* _Exercise description_: Reply only with how many lines contain the word "lower".
## begin Raw data
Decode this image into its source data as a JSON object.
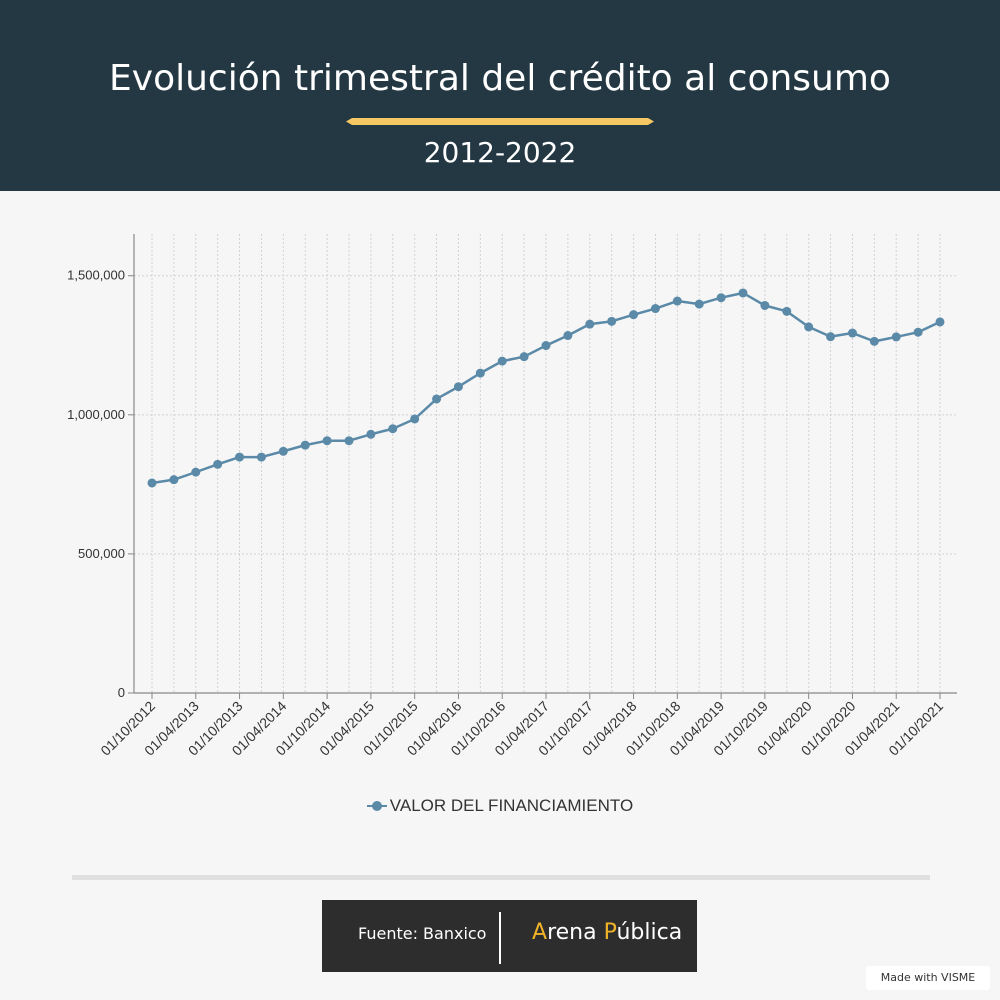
{
  "header": {
    "title": "Evolución trimestral del crédito al consumo",
    "subtitle": "2012-2022",
    "accent_color": "#f5c863"
  },
  "chart_data": {
    "type": "line",
    "title": "Evolución trimestral del crédito al consumo",
    "subtitle": "2012-2022",
    "xlabel": "",
    "ylabel": "",
    "categories": [
      "01/10/2012",
      "01/01/2013",
      "01/04/2013",
      "01/07/2013",
      "01/10/2013",
      "01/01/2014",
      "01/04/2014",
      "01/07/2014",
      "01/10/2014",
      "01/01/2015",
      "01/04/2015",
      "01/07/2015",
      "01/10/2015",
      "01/01/2016",
      "01/04/2016",
      "01/07/2016",
      "01/10/2016",
      "01/01/2017",
      "01/04/2017",
      "01/07/2017",
      "01/10/2017",
      "01/01/2018",
      "01/04/2018",
      "01/07/2018",
      "01/10/2018",
      "01/01/2019",
      "01/04/2019",
      "01/07/2019",
      "01/10/2019",
      "01/01/2020",
      "01/04/2020",
      "01/07/2020",
      "01/10/2020",
      "01/01/2021",
      "01/04/2021",
      "01/07/2021",
      "01/10/2021"
    ],
    "tick_labels": [
      "01/10/2012",
      "01/04/2013",
      "01/10/2013",
      "01/04/2014",
      "01/10/2014",
      "01/04/2015",
      "01/10/2015",
      "01/04/2016",
      "01/10/2016",
      "01/04/2017",
      "01/10/2017",
      "01/04/2018",
      "01/10/2018",
      "01/04/2019",
      "01/10/2019",
      "01/04/2020",
      "01/10/2020",
      "01/04/2021",
      "01/10/2021"
    ],
    "series": [
      {
        "name": "VALOR DEL FINANCIAMIENTO",
        "color": "#5b8aa8",
        "values": [
          755000,
          767000,
          794000,
          822000,
          848000,
          848000,
          869000,
          891000,
          907000,
          907000,
          930000,
          950000,
          985000,
          1057000,
          1101000,
          1150000,
          1193000,
          1209000,
          1249000,
          1285000,
          1326000,
          1336000,
          1360000,
          1382000,
          1409000,
          1398000,
          1421000,
          1438000,
          1393000,
          1372000,
          1316000,
          1281000,
          1294000,
          1264000,
          1280000,
          1297000,
          1334000
        ]
      }
    ],
    "ylim": [
      0,
      1650000
    ],
    "yticks": [
      0,
      500000,
      1000000,
      1500000
    ],
    "ytick_labels": [
      "0",
      "500,000",
      "1,000,000",
      "1,500,000"
    ],
    "grid": true,
    "legend": "bottom-center"
  },
  "legend": {
    "label": "VALOR DEL FINANCIAMIENTO"
  },
  "footer": {
    "source": "Fuente: Banxico",
    "brand_part1": "A",
    "brand_part2": "rena ",
    "brand_part3": "P",
    "brand_part4": "ública",
    "brand_accent_color": "#f0b429",
    "made_with": "Made with VISME"
  }
}
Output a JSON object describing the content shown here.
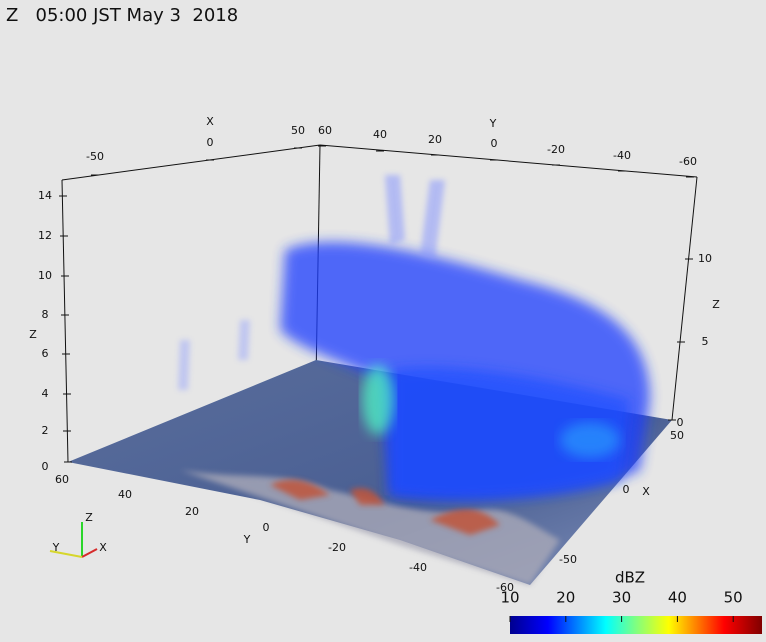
{
  "title": "Z   05:00 JST May 3  2018",
  "axes": {
    "top_x": {
      "name": "X",
      "ticks": [
        "-50",
        "0",
        "50"
      ]
    },
    "top_y": {
      "name": "Y",
      "ticks": [
        "60",
        "40",
        "20",
        "0",
        "-20",
        "-40",
        "-60"
      ]
    },
    "left_z": {
      "name": "Z",
      "ticks": [
        "14",
        "12",
        "10",
        "8",
        "6",
        "4",
        "2",
        "0"
      ]
    },
    "right_z": {
      "name": "Z",
      "ticks": [
        "10",
        "5",
        "0"
      ]
    },
    "bottom_y": {
      "name": "Y",
      "ticks": [
        "60",
        "40",
        "20",
        "0",
        "-20",
        "-40",
        "-60"
      ]
    },
    "right_x": {
      "name": "X",
      "ticks": [
        "50",
        "0",
        "-50"
      ]
    }
  },
  "orientation": {
    "x": "X",
    "y": "Y",
    "z": "Z"
  },
  "colorbar": {
    "title": "dBZ",
    "ticks": [
      "10",
      "20",
      "30",
      "40",
      "50"
    ]
  }
}
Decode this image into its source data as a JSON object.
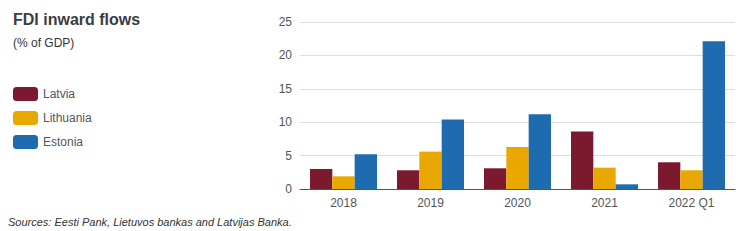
{
  "chart_data": {
    "type": "bar",
    "title": "FDI inward flows",
    "subtitle": "(% of GDP)",
    "categories": [
      "2018",
      "2019",
      "2020",
      "2021",
      "2022 Q1"
    ],
    "series": [
      {
        "name": "Latvia",
        "color": "#7b1a2e",
        "values": [
          3.0,
          2.8,
          3.1,
          8.6,
          4.0
        ]
      },
      {
        "name": "Lithuania",
        "color": "#e8a800",
        "values": [
          1.9,
          5.6,
          6.3,
          3.2,
          2.8
        ]
      },
      {
        "name": "Estonia",
        "color": "#1f6bb0",
        "values": [
          5.2,
          10.4,
          11.2,
          0.7,
          22.1
        ]
      }
    ],
    "ylim": [
      0,
      25
    ],
    "yticks": [
      0,
      5,
      10,
      15,
      20,
      25
    ],
    "grid": true,
    "legend": "left",
    "annotations": [
      "Sources: Eesti Pank, Lietuvos bankas and Latvijas Banka."
    ]
  }
}
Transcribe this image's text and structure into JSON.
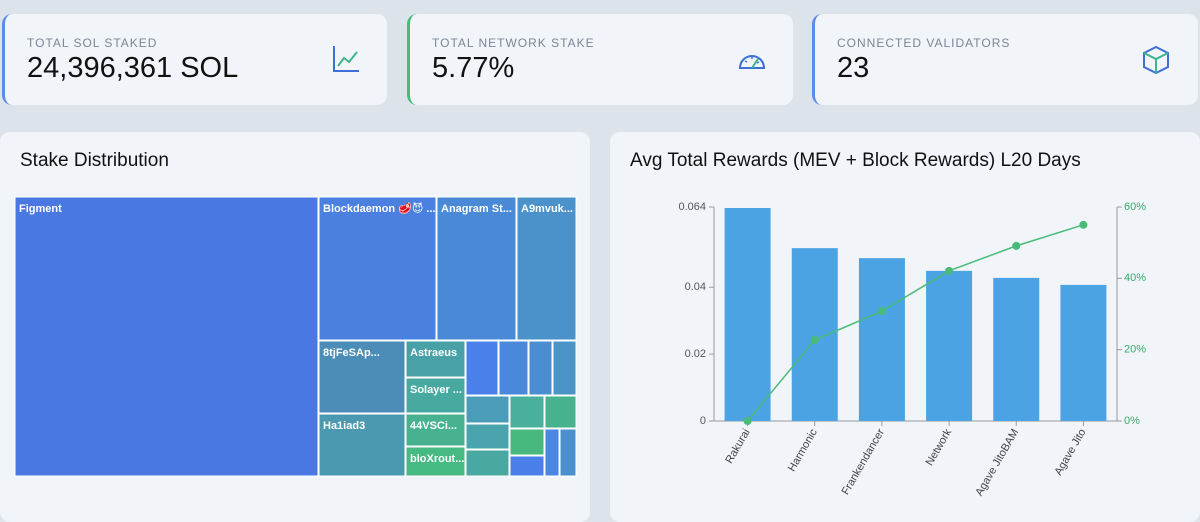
{
  "cards": [
    {
      "label": "TOTAL SOL STAKED",
      "value": "24,396,361 SOL"
    },
    {
      "label": "TOTAL NETWORK STAKE",
      "value": "5.77%"
    },
    {
      "label": "CONNECTED VALIDATORS",
      "value": "23"
    }
  ],
  "treemap": {
    "title": "Stake Distribution",
    "labels": [
      "Figment",
      "Blockdaemon 🥩😈 ...",
      "Anagram St...",
      "A9mvuk...",
      "8tjFeSAp...",
      "Astraeus",
      "Solayer ...",
      "Ha1iad3",
      "44VSCi...",
      "bloXrout..."
    ]
  },
  "chart_data": {
    "type": "bar",
    "title": "Avg Total Rewards (MEV + Block Rewards) L20 Days",
    "categories": [
      "Rakurai",
      "Harmonic",
      "Frankendancer",
      "Network",
      "Agave JitoBAM",
      "Agave Jito"
    ],
    "series": [
      {
        "color": "#4ba3e3",
        "values": [
          0.0637,
          0.0517,
          0.0487,
          0.0449,
          0.0428,
          0.0407
        ]
      },
      {
        "color": "#48bb78",
        "type": "line",
        "axis": "y2",
        "values": [
          0,
          22.7,
          30.8,
          42.1,
          49.1,
          55.0
        ]
      }
    ],
    "ylim": [
      0,
      0.064
    ],
    "yticks": [
      0,
      0.02,
      0.04,
      0.064
    ],
    "y2lim": [
      0,
      60
    ],
    "y2ticks": [
      {
        "value": 0,
        "label": "0%"
      },
      {
        "value": 20,
        "label": "20%"
      },
      {
        "value": 40,
        "label": "40%"
      },
      {
        "value": 60,
        "label": "60%"
      }
    ]
  }
}
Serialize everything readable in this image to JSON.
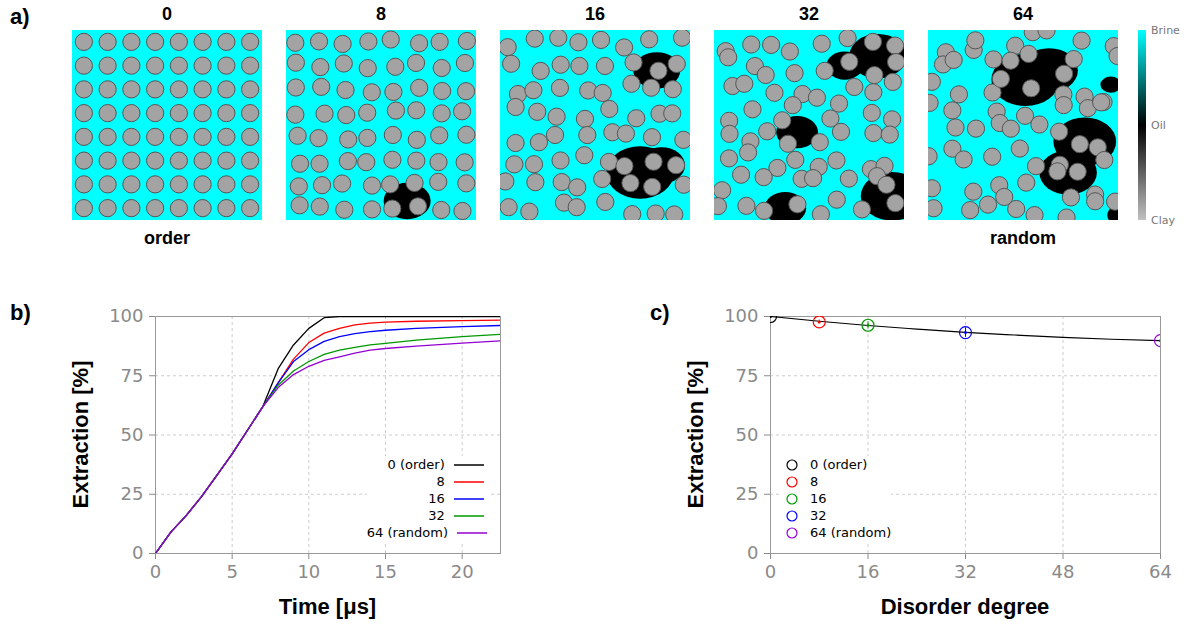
{
  "figure": {
    "panel_a": {
      "letter": "a)",
      "titles": [
        "0",
        "8",
        "16",
        "32",
        "64"
      ],
      "left_caption": "order",
      "right_caption": "random",
      "colorbar": {
        "labels": [
          "Brine",
          "Oil",
          "Clay"
        ],
        "colors": [
          "#00ffff",
          "#000000",
          "#c0c0c0"
        ]
      }
    }
  },
  "chart_data": [
    {
      "letter": "b)",
      "type": "line",
      "xlabel": "Time [μs]",
      "ylabel": "Extraction [%]",
      "x": [
        0,
        1,
        2,
        3,
        4,
        5,
        6,
        7,
        8,
        9,
        10,
        11,
        12,
        13,
        14,
        15,
        17,
        20,
        22.5
      ],
      "xlim": [
        0,
        22.5
      ],
      "xticks": [
        0,
        5,
        10,
        15,
        20
      ],
      "ylim": [
        0,
        100
      ],
      "yticks": [
        0,
        25,
        50,
        75,
        100
      ],
      "grid": true,
      "legend": "lower right",
      "series": [
        {
          "name": "0 (order)",
          "color": "#000000",
          "values": [
            0,
            9,
            16,
            24,
            33,
            42,
            52,
            62,
            78,
            88,
            95,
            99.5,
            100,
            100,
            100,
            100,
            100,
            100,
            100
          ]
        },
        {
          "name": "8",
          "color": "#ff0000",
          "values": [
            0,
            9,
            16,
            24,
            33,
            42,
            52,
            62,
            72,
            82,
            89,
            93,
            95,
            96.5,
            97.2,
            97.6,
            98,
            98.3,
            98.5
          ]
        },
        {
          "name": "16",
          "color": "#0000ff",
          "values": [
            0,
            9,
            16,
            24,
            33,
            42,
            52,
            62,
            72,
            81,
            86,
            89.5,
            91.5,
            92.8,
            93.6,
            94.2,
            95,
            95.7,
            96.2
          ]
        },
        {
          "name": "32",
          "color": "#009900",
          "values": [
            0,
            9,
            16,
            24,
            33,
            42,
            52,
            62,
            71,
            77,
            81,
            84,
            85.8,
            87,
            88,
            88.7,
            90,
            91.5,
            92.5
          ]
        },
        {
          "name": "64 (random)",
          "color": "#9400d3",
          "values": [
            0,
            9,
            16,
            24,
            33,
            42,
            52,
            62,
            70,
            75.5,
            79,
            81.5,
            83,
            84.5,
            85.8,
            86.5,
            87.5,
            88.8,
            89.7
          ]
        }
      ]
    },
    {
      "letter": "c)",
      "type": "scatter",
      "xlabel": "Disorder degree",
      "ylabel": "Extraction [%]",
      "xlim": [
        0,
        64
      ],
      "xticks": [
        0,
        16,
        32,
        48,
        64
      ],
      "ylim": [
        0,
        100
      ],
      "yticks": [
        0,
        25,
        50,
        75,
        100
      ],
      "grid": true,
      "legend": "lower left",
      "marker": "circle",
      "series": [
        {
          "name": "0 (order)",
          "color": "#000000",
          "x": [
            0
          ],
          "values": [
            100
          ],
          "errors": [
            0.5
          ]
        },
        {
          "name": "8",
          "color": "#ff0000",
          "x": [
            8
          ],
          "values": [
            97.7
          ],
          "errors": [
            0.8
          ]
        },
        {
          "name": "16",
          "color": "#009900",
          "x": [
            16
          ],
          "values": [
            96.3
          ],
          "errors": [
            1.5
          ]
        },
        {
          "name": "32",
          "color": "#0000ff",
          "x": [
            32
          ],
          "values": [
            93.2
          ],
          "errors": [
            2
          ]
        },
        {
          "name": "64 (random)",
          "color": "#9400d3",
          "x": [
            64
          ],
          "values": [
            89.8
          ],
          "errors": [
            1.5
          ]
        }
      ],
      "fit": {
        "type": "line",
        "color": "#000000",
        "x": [
          0,
          8,
          16,
          24,
          32,
          40,
          48,
          56,
          64
        ],
        "values": [
          100,
          98,
          96.2,
          94.7,
          93.3,
          92.2,
          91.2,
          90.4,
          89.8
        ]
      }
    }
  ]
}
## end Raw data
* _Task solution_: 2